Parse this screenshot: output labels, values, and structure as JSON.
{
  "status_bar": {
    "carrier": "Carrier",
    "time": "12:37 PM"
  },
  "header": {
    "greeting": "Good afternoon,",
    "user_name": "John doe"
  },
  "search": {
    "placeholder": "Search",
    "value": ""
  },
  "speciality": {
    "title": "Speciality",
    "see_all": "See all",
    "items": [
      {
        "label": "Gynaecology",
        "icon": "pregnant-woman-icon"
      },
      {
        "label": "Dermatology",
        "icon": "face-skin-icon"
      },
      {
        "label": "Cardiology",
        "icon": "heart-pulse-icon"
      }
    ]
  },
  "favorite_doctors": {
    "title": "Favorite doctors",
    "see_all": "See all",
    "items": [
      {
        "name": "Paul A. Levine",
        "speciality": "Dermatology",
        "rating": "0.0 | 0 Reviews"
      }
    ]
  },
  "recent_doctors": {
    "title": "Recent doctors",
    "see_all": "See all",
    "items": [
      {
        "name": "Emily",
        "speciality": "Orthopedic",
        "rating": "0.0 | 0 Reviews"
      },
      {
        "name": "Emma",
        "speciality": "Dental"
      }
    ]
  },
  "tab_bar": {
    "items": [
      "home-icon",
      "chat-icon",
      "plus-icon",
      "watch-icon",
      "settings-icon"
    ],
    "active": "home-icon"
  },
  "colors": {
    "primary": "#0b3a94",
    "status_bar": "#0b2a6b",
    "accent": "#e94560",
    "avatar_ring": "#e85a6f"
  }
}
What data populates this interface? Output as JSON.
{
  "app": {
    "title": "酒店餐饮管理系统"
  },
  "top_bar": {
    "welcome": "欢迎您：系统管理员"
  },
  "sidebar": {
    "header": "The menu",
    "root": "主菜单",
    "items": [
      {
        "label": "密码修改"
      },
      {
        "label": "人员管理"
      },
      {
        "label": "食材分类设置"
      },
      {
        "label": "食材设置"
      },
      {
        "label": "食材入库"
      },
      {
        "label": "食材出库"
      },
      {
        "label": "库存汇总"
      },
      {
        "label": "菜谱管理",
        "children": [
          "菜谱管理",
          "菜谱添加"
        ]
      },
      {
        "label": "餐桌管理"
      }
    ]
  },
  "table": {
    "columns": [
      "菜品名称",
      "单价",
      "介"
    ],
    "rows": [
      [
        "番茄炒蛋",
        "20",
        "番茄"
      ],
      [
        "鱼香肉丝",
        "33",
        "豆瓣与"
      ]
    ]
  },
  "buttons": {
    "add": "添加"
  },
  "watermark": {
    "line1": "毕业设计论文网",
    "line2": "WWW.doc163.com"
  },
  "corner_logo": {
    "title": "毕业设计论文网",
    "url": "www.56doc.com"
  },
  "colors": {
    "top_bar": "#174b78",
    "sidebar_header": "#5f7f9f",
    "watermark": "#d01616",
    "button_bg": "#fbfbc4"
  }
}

++++++++++++++++++++

▶ **PROBLEM REQUIREMENTS**
Find the lines containing "icon" and pull them out.

▶ **EXPECTED ANSWER**
        "icon": "pregnant-woman-icon"
        "icon": "face-skin-icon"
        "icon": "heart-pulse-icon"
      "home-icon",
      "chat-icon",
      "plus-icon",
      "watch-icon",
      "settings-icon"
    "active": "home-icon"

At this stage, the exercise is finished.